**Aim:**
Your task is to transcribe all of the data below exactly, omitting the images.

--- BEGIN Input data ---

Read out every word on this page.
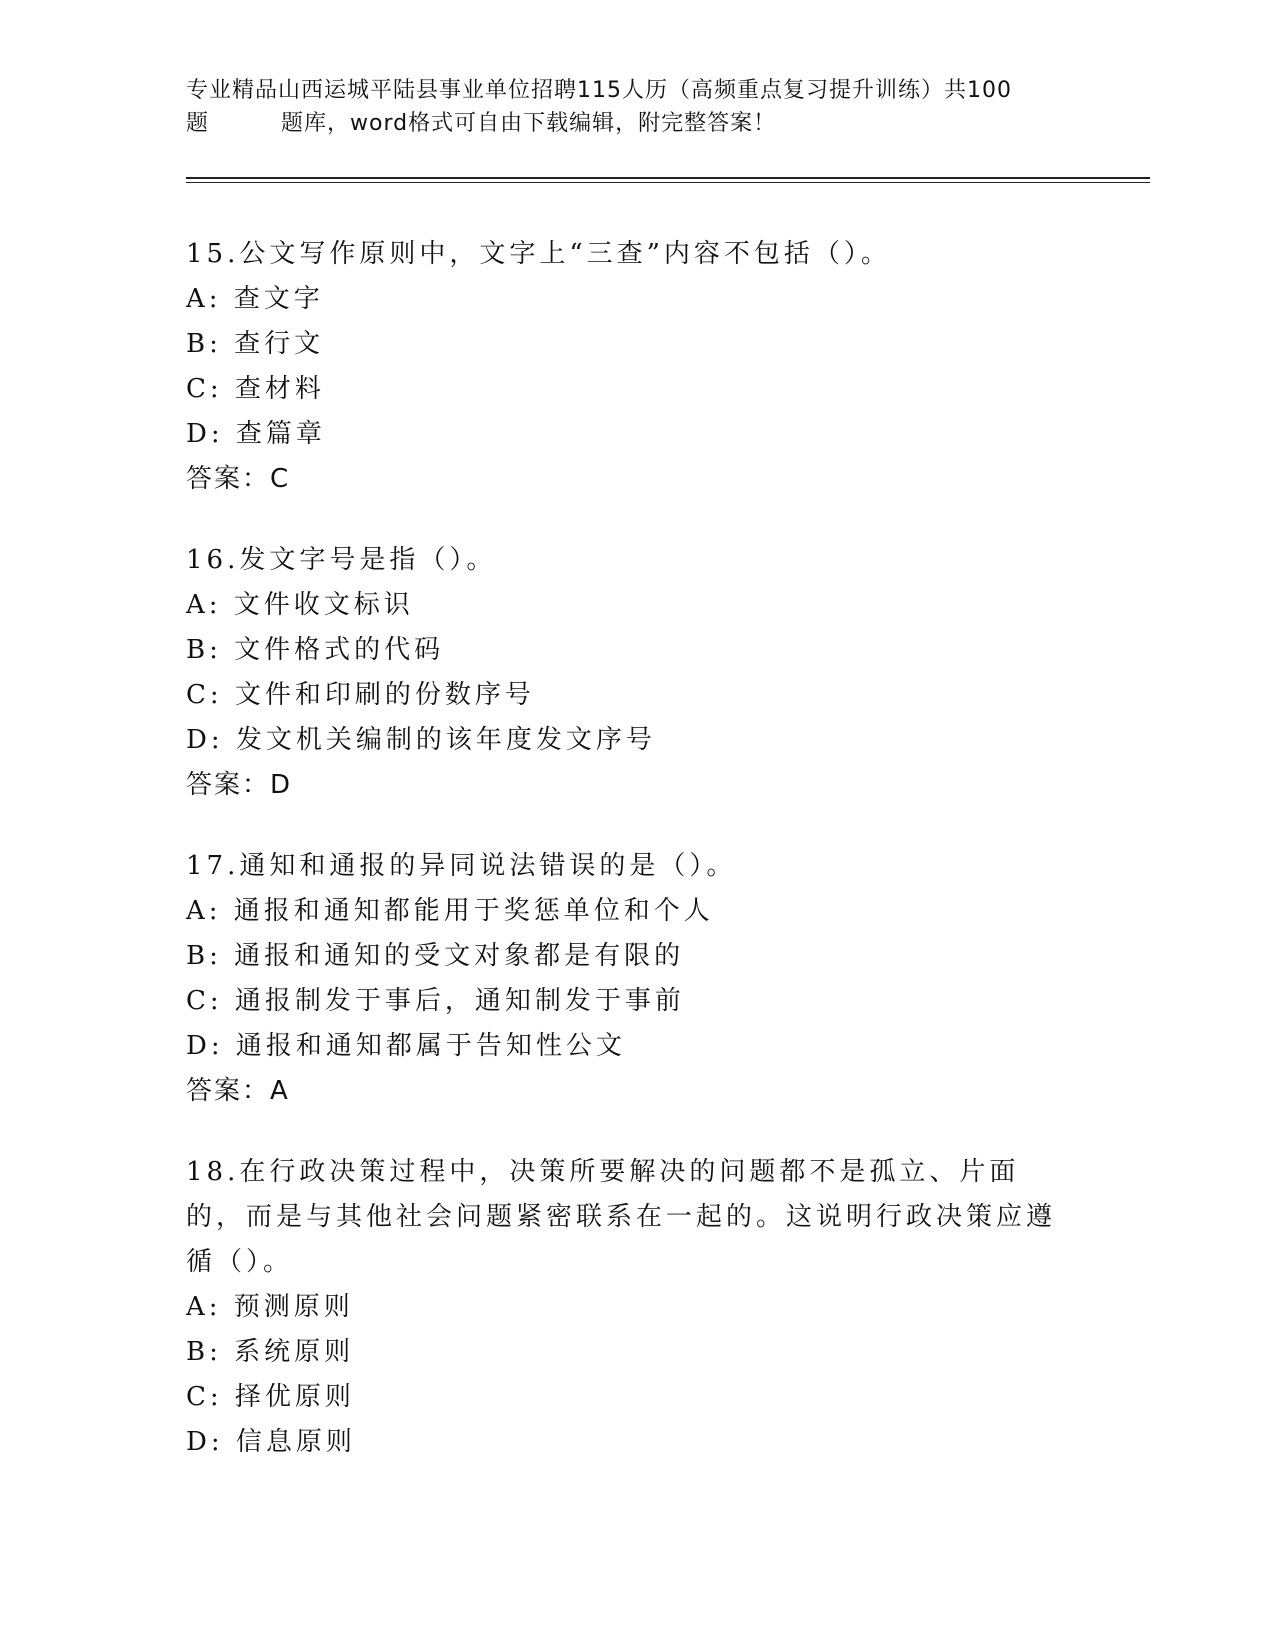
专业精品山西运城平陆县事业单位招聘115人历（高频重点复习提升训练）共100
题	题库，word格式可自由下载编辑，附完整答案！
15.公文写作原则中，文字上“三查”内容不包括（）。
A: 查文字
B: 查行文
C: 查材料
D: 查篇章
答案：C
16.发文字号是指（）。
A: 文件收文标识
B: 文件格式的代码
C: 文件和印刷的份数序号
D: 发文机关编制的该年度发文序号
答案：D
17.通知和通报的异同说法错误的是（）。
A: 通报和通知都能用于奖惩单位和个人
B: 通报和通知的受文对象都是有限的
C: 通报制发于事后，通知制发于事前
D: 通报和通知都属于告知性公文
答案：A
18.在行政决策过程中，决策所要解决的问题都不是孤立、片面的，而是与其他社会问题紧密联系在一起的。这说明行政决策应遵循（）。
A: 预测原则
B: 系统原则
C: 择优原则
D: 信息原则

--- END Input data ---

**Solution to this exercise:**
Read out every word on this page.
专业精品山西运城平陆县事业单位招聘115人历（高频重点复习提升训练）共100
题	题库，word格式可自由下载编辑，附完整答案！
15.公文写作原则中，文字上“三查”内容不包括（）。
A: 查文字
B: 查行文
C: 查材料
D: 查篇章
答案：C
16.发文字号是指（）。
A: 文件收文标识
B: 文件格式的代码
C: 文件和印刷的份数序号
D: 发文机关编制的该年度发文序号
答案：D
17.通知和通报的异同说法错误的是（）。
A: 通报和通知都能用于奖惩单位和个人
B: 通报和通知的受文对象都是有限的
C: 通报制发于事后，通知制发于事前
D: 通报和通知都属于告知性公文
答案：A
18.在行政决策过程中，决策所要解决的问题都不是孤立、片面的，而是与其他社会问题紧密联系在一起的。这说明行政决策应遵循（）。
A: 预测原则
B: 系统原则
C: 择优原则
D: 信息原则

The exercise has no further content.